* Stored records:
···
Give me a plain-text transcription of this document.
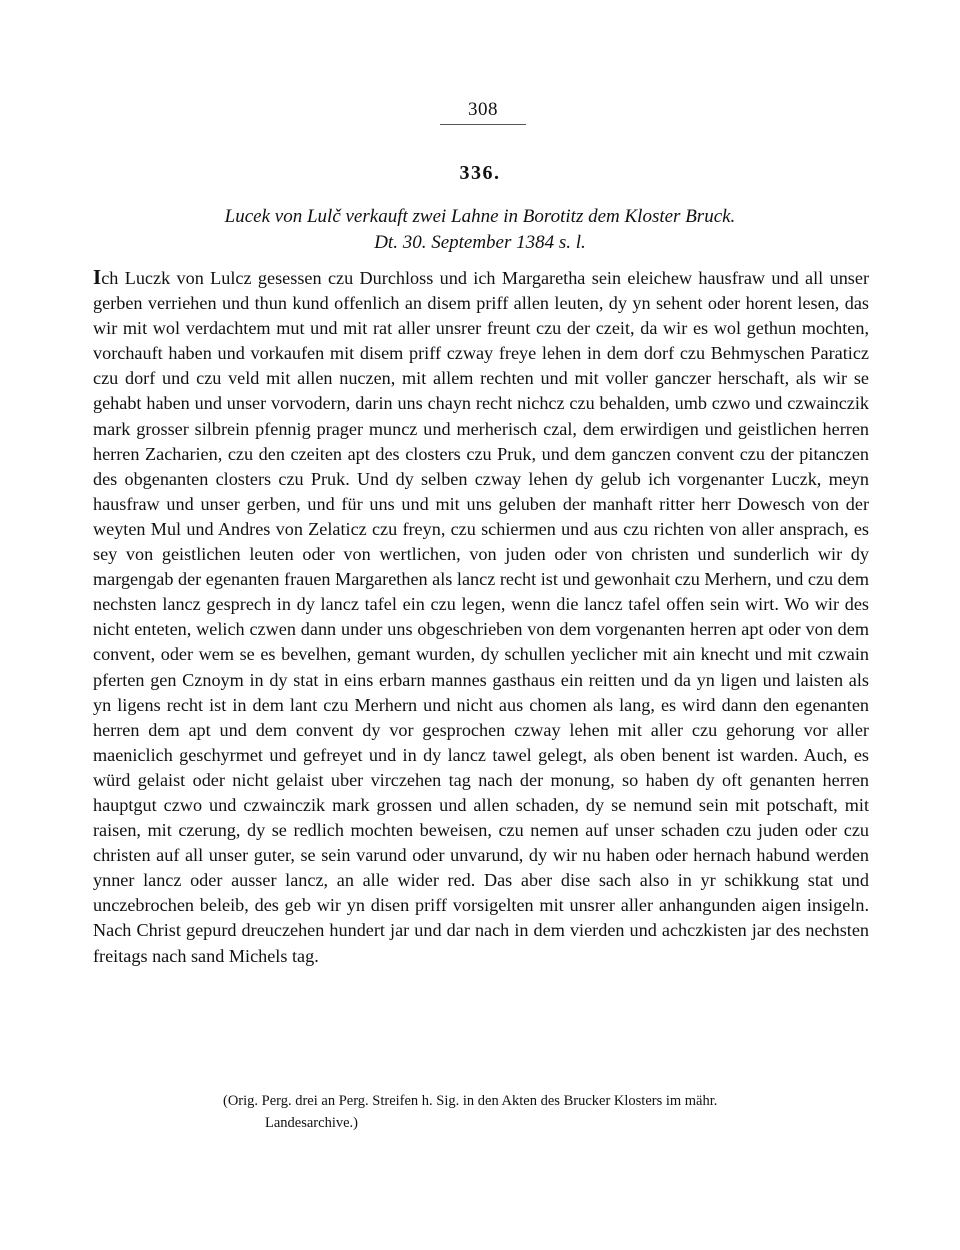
308
336.
Lucek von Lulč verkauft zwei Lahne in Borotitz dem Kloster Bruck.
Dt. 30. September 1384 s. l.

Ich Luczk von Lulcz gesessen czu Durchloss und ich Margaretha sein eleichew hausfraw und all unser gerben verriehen und thun kund offenlich an disem priff allen leuten, dy yn sehent oder horent lesen, das wir mit wol verdachtem mut und mit rat aller unsrer freunt czu der czeit, da wir es wol gethun mochten, vorchauft haben und vorkaufen mit disem priff czway freye lehen in dem dorf czu Behmyschen Paraticz czu dorf und czu veld mit allen nuczen, mit allem rechten und mit voller ganczer herschaft, als wir se gehabt haben und unser vorvodern, darin uns chayn recht nichcz czu behalden, umb czwo und czwainczik mark grosser silbrein pfennig prager muncz und merherisch czal, dem erwirdigen und geistlichen herren herren Zacharien, czu den czeiten apt des closters czu Pruk, und dem ganczen convent czu der pitanczen des obgenanten closters czu Pruk. Und dy selben czway lehen dy gelub ich vorgenanter Luczk, meyn hausfraw und unser gerben, und für uns und mit uns geluben der manhaft ritter herr Dowesch von der weyten Mul und Andres von Zelaticz czu freyn, czu schiermen und aus czu richten von aller ansprach, es sey von geistlichen leuten oder von wertlichen, von juden oder von christen und sunderlich wir dy margengab der egenanten frauen Margarethen als lancz recht ist und gewonhait czu Merhern, und czu dem nechsten lancz gesprech in dy lancz tafel ein czu legen, wenn die lancz tafel offen sein wirt. Wo wir des nicht enteten, welich czwen dann under uns obgeschrieben von dem vorgenanten herren apt oder von dem convent, oder wem se es bevelhen, gemant wurden, dy schullen yeclicher mit ain knecht und mit czwain pferten gen Cznoym in dy stat in eins erbarn mannes gasthaus ein reitten und da yn ligen und laisten als yn ligens recht ist in dem lant czu Merhern und nicht aus chomen als lang, es wird dann den egenanten herren dem apt und dem convent dy vor gesprochen czway lehen mit aller czu gehorung vor aller maeniclich geschyrmet und gefreyet und in dy lancz tawel gelegt, als oben benent ist warden. Auch, es würd gelaist oder nicht gelaist uber virczehen tag nach der monung, so haben dy oft genanten herren hauptgut czwo und czwainczik mark grossen und allen schaden, dy se nemund sein mit potschaft, mit raisen, mit czerung, dy se redlich mochten beweisen, czu nemen auf unser schaden czu juden oder czu christen auf all unser guter, se sein varund oder unvarund, dy wir nu haben oder hernach habund werden ynner lancz oder ausser lancz, an alle wider red. Das aber dise sach also in yr schikkung stat und unczebrochen beleib, des geb wir yn disen priff vorsigelten mit unsrer aller anhangunden aigen insigeln. Nach Christ gepurd dreuczehen hundert jar und dar nach in dem vierden und achczkisten jar des nechsten freitags nach sand Michels tag.

(Orig. Perg. drei an Perg. Streifen h. Sig. in den Akten des Brucker Klosters im mähr.
Landesarchive.)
···
* Request:
Images do not belong in the copy; reproduce all other parts of the records above verbatim.

* Final result:
Give me a plain-text transcription of this document.
308
336.
Lucek von Lulč verkauft zwei Lahne in Borotitz dem Kloster Bruck.
Dt. 30. September 1384 s. l.

Ich Luczk von Lulcz gesessen czu Durchloss und ich Margaretha sein eleichew hausfraw und all unser gerben verriehen und thun kund offenlich an disem priff allen leuten, dy yn sehent oder horent lesen, das wir mit wol verdachtem mut und mit rat aller unsrer freunt czu der czeit, da wir es wol gethun mochten, vorchauft haben und vorkaufen mit disem priff czway freye lehen in dem dorf czu Behmyschen Paraticz czu dorf und czu veld mit allen nuczen, mit allem rechten und mit voller ganczer herschaft, als wir se gehabt haben und unser vorvodern, darin uns chayn recht nichcz czu behalden, umb czwo und czwainczik mark grosser silbrein pfennig prager muncz und merherisch czal, dem erwirdigen und geistlichen herren herren Zacharien, czu den czeiten apt des closters czu Pruk, und dem ganczen convent czu der pitanczen des obgenanten closters czu Pruk. Und dy selben czway lehen dy gelub ich vorgenanter Luczk, meyn hausfraw und unser gerben, und für uns und mit uns geluben der manhaft ritter herr Dowesch von der weyten Mul und Andres von Zelaticz czu freyn, czu schiermen und aus czu richten von aller ansprach, es sey von geistlichen leuten oder von wertlichen, von juden oder von christen und sunderlich wir dy margengab der egenanten frauen Margarethen als lancz recht ist und gewonhait czu Merhern, und czu dem nechsten lancz gesprech in dy lancz tafel ein czu legen, wenn die lancz tafel offen sein wirt. Wo wir des nicht enteten, welich czwen dann under uns obgeschrieben von dem vorgenanten herren apt oder von dem convent, oder wem se es bevelhen, gemant wurden, dy schullen yeclicher mit ain knecht und mit czwain pferten gen Cznoym in dy stat in eins erbarn mannes gasthaus ein reitten und da yn ligen und laisten als yn ligens recht ist in dem lant czu Merhern und nicht aus chomen als lang, es wird dann den egenanten herren dem apt und dem convent dy vor gesprochen czway lehen mit aller czu gehorung vor aller maeniclich geschyrmet und gefreyet und in dy lancz tawel gelegt, als oben benent ist warden. Auch, es würd gelaist oder nicht gelaist uber virczehen tag nach der monung, so haben dy oft genanten herren hauptgut czwo und czwainczik mark grossen und allen schaden, dy se nemund sein mit potschaft, mit raisen, mit czerung, dy se redlich mochten beweisen, czu nemen auf unser schaden czu juden oder czu christen auf all unser guter, se sein varund oder unvarund, dy wir nu haben oder hernach habund werden ynner lancz oder ausser lancz, an alle wider red. Das aber dise sach also in yr schikkung stat und unczebrochen beleib, des geb wir yn disen priff vorsigelten mit unsrer aller anhangunden aigen insigeln. Nach Christ gepurd dreuczehen hundert jar und dar nach in dem vierden und achczkisten jar des nechsten freitags nach sand Michels tag.

(Orig. Perg. drei an Perg. Streifen h. Sig. in den Akten des Brucker Klosters im mähr.
Landesarchive.)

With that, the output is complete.